#### DATASET RECORDS

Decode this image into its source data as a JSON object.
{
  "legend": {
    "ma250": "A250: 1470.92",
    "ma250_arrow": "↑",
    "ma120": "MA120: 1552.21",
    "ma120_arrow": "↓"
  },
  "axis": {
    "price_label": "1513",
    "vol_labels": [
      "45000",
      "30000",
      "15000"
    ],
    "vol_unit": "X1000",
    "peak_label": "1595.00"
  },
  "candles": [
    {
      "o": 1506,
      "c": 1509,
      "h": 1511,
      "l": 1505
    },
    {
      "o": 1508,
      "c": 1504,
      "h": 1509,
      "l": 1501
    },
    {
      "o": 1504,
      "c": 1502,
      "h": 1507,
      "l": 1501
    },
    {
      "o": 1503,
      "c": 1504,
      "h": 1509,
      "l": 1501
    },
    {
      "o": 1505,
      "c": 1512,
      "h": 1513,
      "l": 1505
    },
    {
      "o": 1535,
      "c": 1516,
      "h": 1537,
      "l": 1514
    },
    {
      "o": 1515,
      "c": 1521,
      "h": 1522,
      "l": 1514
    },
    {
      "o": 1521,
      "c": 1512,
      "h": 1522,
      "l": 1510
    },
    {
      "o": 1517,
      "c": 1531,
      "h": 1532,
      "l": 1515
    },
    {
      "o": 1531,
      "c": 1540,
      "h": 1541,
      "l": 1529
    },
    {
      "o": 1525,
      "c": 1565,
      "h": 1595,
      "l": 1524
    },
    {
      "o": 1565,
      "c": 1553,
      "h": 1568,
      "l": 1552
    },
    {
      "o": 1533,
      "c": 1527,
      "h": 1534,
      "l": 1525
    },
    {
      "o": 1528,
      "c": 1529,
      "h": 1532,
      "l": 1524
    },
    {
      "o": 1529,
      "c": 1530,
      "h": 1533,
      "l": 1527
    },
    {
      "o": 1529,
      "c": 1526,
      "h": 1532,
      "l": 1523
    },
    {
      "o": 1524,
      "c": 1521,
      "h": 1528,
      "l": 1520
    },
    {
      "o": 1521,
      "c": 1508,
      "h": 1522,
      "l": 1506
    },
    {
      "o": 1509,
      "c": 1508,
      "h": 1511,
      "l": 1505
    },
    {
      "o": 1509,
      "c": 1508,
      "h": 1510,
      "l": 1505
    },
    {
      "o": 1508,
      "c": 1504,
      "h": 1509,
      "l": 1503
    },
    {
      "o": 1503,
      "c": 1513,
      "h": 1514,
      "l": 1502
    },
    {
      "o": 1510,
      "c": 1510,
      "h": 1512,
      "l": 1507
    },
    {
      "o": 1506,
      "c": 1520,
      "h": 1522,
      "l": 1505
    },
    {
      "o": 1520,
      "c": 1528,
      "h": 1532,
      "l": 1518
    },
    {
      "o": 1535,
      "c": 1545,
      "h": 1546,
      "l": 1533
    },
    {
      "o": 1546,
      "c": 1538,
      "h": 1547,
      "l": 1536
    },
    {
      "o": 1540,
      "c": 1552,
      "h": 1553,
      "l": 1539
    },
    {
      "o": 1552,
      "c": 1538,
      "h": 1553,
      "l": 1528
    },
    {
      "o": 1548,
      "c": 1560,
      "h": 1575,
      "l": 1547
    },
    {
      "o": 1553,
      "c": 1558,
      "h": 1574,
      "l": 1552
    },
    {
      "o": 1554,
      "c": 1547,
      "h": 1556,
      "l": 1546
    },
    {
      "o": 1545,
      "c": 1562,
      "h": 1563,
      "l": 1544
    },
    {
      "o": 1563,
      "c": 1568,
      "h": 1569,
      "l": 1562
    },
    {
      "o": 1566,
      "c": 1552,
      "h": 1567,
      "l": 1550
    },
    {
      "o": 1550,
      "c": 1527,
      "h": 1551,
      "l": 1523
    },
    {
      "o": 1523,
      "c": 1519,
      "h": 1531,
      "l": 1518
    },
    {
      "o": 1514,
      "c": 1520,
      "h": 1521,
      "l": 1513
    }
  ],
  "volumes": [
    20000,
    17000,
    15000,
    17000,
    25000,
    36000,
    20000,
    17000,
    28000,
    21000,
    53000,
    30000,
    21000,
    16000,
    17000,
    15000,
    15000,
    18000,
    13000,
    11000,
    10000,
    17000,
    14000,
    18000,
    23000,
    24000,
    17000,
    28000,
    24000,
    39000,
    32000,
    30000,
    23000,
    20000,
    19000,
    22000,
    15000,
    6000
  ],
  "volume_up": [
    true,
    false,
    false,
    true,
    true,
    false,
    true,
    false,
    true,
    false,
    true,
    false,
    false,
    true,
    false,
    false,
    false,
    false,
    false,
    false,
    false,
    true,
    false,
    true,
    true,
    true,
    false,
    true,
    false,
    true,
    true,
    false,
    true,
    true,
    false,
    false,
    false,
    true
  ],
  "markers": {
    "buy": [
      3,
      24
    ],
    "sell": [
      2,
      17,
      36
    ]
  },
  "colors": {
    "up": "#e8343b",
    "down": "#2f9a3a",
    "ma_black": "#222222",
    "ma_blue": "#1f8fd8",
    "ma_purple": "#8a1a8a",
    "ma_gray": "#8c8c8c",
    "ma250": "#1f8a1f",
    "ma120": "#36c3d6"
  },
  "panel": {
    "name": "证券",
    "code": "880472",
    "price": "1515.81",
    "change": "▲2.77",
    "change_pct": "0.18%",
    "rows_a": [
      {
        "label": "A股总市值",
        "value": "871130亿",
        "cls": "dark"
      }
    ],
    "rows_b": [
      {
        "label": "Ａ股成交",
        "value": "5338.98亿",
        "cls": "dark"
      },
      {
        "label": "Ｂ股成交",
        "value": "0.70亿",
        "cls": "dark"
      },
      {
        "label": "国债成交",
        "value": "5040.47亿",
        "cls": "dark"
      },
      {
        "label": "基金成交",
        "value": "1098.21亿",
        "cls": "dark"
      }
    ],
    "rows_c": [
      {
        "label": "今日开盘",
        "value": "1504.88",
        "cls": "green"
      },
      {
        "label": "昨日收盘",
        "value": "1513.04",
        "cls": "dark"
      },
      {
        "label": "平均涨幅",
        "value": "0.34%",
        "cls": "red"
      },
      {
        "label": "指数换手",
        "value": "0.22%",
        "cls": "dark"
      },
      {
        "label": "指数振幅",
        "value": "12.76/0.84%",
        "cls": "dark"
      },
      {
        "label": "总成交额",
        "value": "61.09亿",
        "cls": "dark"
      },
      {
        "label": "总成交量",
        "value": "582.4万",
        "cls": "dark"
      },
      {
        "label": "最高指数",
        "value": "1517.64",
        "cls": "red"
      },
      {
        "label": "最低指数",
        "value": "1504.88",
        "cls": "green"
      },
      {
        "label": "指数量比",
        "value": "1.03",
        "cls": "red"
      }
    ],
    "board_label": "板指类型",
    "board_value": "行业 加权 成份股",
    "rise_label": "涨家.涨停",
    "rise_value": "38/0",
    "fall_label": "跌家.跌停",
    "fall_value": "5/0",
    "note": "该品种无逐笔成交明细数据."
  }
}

#### SHORT EXERCISE
Repeat every record exactly as written, please.

#### RESULT
Decode this image into its source data as a JSON object.
{
  "legend": {
    "ma250": "A250: 1470.92",
    "ma250_arrow": "↑",
    "ma120": "MA120: 1552.21",
    "ma120_arrow": "↓"
  },
  "axis": {
    "price_label": "1513",
    "vol_labels": [
      "45000",
      "30000",
      "15000"
    ],
    "vol_unit": "X1000",
    "peak_label": "1595.00"
  },
  "candles": [
    {
      "o": 1506,
      "c": 1509,
      "h": 1511,
      "l": 1505
    },
    {
      "o": 1508,
      "c": 1504,
      "h": 1509,
      "l": 1501
    },
    {
      "o": 1504,
      "c": 1502,
      "h": 1507,
      "l": 1501
    },
    {
      "o": 1503,
      "c": 1504,
      "h": 1509,
      "l": 1501
    },
    {
      "o": 1505,
      "c": 1512,
      "h": 1513,
      "l": 1505
    },
    {
      "o": 1535,
      "c": 1516,
      "h": 1537,
      "l": 1514
    },
    {
      "o": 1515,
      "c": 1521,
      "h": 1522,
      "l": 1514
    },
    {
      "o": 1521,
      "c": 1512,
      "h": 1522,
      "l": 1510
    },
    {
      "o": 1517,
      "c": 1531,
      "h": 1532,
      "l": 1515
    },
    {
      "o": 1531,
      "c": 1540,
      "h": 1541,
      "l": 1529
    },
    {
      "o": 1525,
      "c": 1565,
      "h": 1595,
      "l": 1524
    },
    {
      "o": 1565,
      "c": 1553,
      "h": 1568,
      "l": 1552
    },
    {
      "o": 1533,
      "c": 1527,
      "h": 1534,
      "l": 1525
    },
    {
      "o": 1528,
      "c": 1529,
      "h": 1532,
      "l": 1524
    },
    {
      "o": 1529,
      "c": 1530,
      "h": 1533,
      "l": 1527
    },
    {
      "o": 1529,
      "c": 1526,
      "h": 1532,
      "l": 1523
    },
    {
      "o": 1524,
      "c": 1521,
      "h": 1528,
      "l": 1520
    },
    {
      "o": 1521,
      "c": 1508,
      "h": 1522,
      "l": 1506
    },
    {
      "o": 1509,
      "c": 1508,
      "h": 1511,
      "l": 1505
    },
    {
      "o": 1509,
      "c": 1508,
      "h": 1510,
      "l": 1505
    },
    {
      "o": 1508,
      "c": 1504,
      "h": 1509,
      "l": 1503
    },
    {
      "o": 1503,
      "c": 1513,
      "h": 1514,
      "l": 1502
    },
    {
      "o": 1510,
      "c": 1510,
      "h": 1512,
      "l": 1507
    },
    {
      "o": 1506,
      "c": 1520,
      "h": 1522,
      "l": 1505
    },
    {
      "o": 1520,
      "c": 1528,
      "h": 1532,
      "l": 1518
    },
    {
      "o": 1535,
      "c": 1545,
      "h": 1546,
      "l": 1533
    },
    {
      "o": 1546,
      "c": 1538,
      "h": 1547,
      "l": 1536
    },
    {
      "o": 1540,
      "c": 1552,
      "h": 1553,
      "l": 1539
    },
    {
      "o": 1552,
      "c": 1538,
      "h": 1553,
      "l": 1528
    },
    {
      "o": 1548,
      "c": 1560,
      "h": 1575,
      "l": 1547
    },
    {
      "o": 1553,
      "c": 1558,
      "h": 1574,
      "l": 1552
    },
    {
      "o": 1554,
      "c": 1547,
      "h": 1556,
      "l": 1546
    },
    {
      "o": 1545,
      "c": 1562,
      "h": 1563,
      "l": 1544
    },
    {
      "o": 1563,
      "c": 1568,
      "h": 1569,
      "l": 1562
    },
    {
      "o": 1566,
      "c": 1552,
      "h": 1567,
      "l": 1550
    },
    {
      "o": 1550,
      "c": 1527,
      "h": 1551,
      "l": 1523
    },
    {
      "o": 1523,
      "c": 1519,
      "h": 1531,
      "l": 1518
    },
    {
      "o": 1514,
      "c": 1520,
      "h": 1521,
      "l": 1513
    }
  ],
  "volumes": [
    20000,
    17000,
    15000,
    17000,
    25000,
    36000,
    20000,
    17000,
    28000,
    21000,
    53000,
    30000,
    21000,
    16000,
    17000,
    15000,
    15000,
    18000,
    13000,
    11000,
    10000,
    17000,
    14000,
    18000,
    23000,
    24000,
    17000,
    28000,
    24000,
    39000,
    32000,
    30000,
    23000,
    20000,
    19000,
    22000,
    15000,
    6000
  ],
  "volume_up": [
    true,
    false,
    false,
    true,
    true,
    false,
    true,
    false,
    true,
    false,
    true,
    false,
    false,
    true,
    false,
    false,
    false,
    false,
    false,
    false,
    false,
    true,
    false,
    true,
    true,
    true,
    false,
    true,
    false,
    true,
    true,
    false,
    true,
    true,
    false,
    false,
    false,
    true
  ],
  "markers": {
    "buy": [
      3,
      24
    ],
    "sell": [
      2,
      17,
      36
    ]
  },
  "colors": {
    "up": "#e8343b",
    "down": "#2f9a3a",
    "ma_black": "#222222",
    "ma_blue": "#1f8fd8",
    "ma_purple": "#8a1a8a",
    "ma_gray": "#8c8c8c",
    "ma250": "#1f8a1f",
    "ma120": "#36c3d6"
  },
  "panel": {
    "name": "证券",
    "code": "880472",
    "price": "1515.81",
    "change": "▲2.77",
    "change_pct": "0.18%",
    "rows_a": [
      {
        "label": "A股总市值",
        "value": "871130亿",
        "cls": "dark"
      }
    ],
    "rows_b": [
      {
        "label": "Ａ股成交",
        "value": "5338.98亿",
        "cls": "dark"
      },
      {
        "label": "Ｂ股成交",
        "value": "0.70亿",
        "cls": "dark"
      },
      {
        "label": "国债成交",
        "value": "5040.47亿",
        "cls": "dark"
      },
      {
        "label": "基金成交",
        "value": "1098.21亿",
        "cls": "dark"
      }
    ],
    "rows_c": [
      {
        "label": "今日开盘",
        "value": "1504.88",
        "cls": "green"
      },
      {
        "label": "昨日收盘",
        "value": "1513.04",
        "cls": "dark"
      },
      {
        "label": "平均涨幅",
        "value": "0.34%",
        "cls": "red"
      },
      {
        "label": "指数换手",
        "value": "0.22%",
        "cls": "dark"
      },
      {
        "label": "指数振幅",
        "value": "12.76/0.84%",
        "cls": "dark"
      },
      {
        "label": "总成交额",
        "value": "61.09亿",
        "cls": "dark"
      },
      {
        "label": "总成交量",
        "value": "582.4万",
        "cls": "dark"
      },
      {
        "label": "最高指数",
        "value": "1517.64",
        "cls": "red"
      },
      {
        "label": "最低指数",
        "value": "1504.88",
        "cls": "green"
      },
      {
        "label": "指数量比",
        "value": "1.03",
        "cls": "red"
      }
    ],
    "board_label": "板指类型",
    "board_value": "行业 加权 成份股",
    "rise_label": "涨家.涨停",
    "rise_value": "38/0",
    "fall_label": "跌家.跌停",
    "fall_value": "5/0",
    "note": "该品种无逐笔成交明细数据."
  }
}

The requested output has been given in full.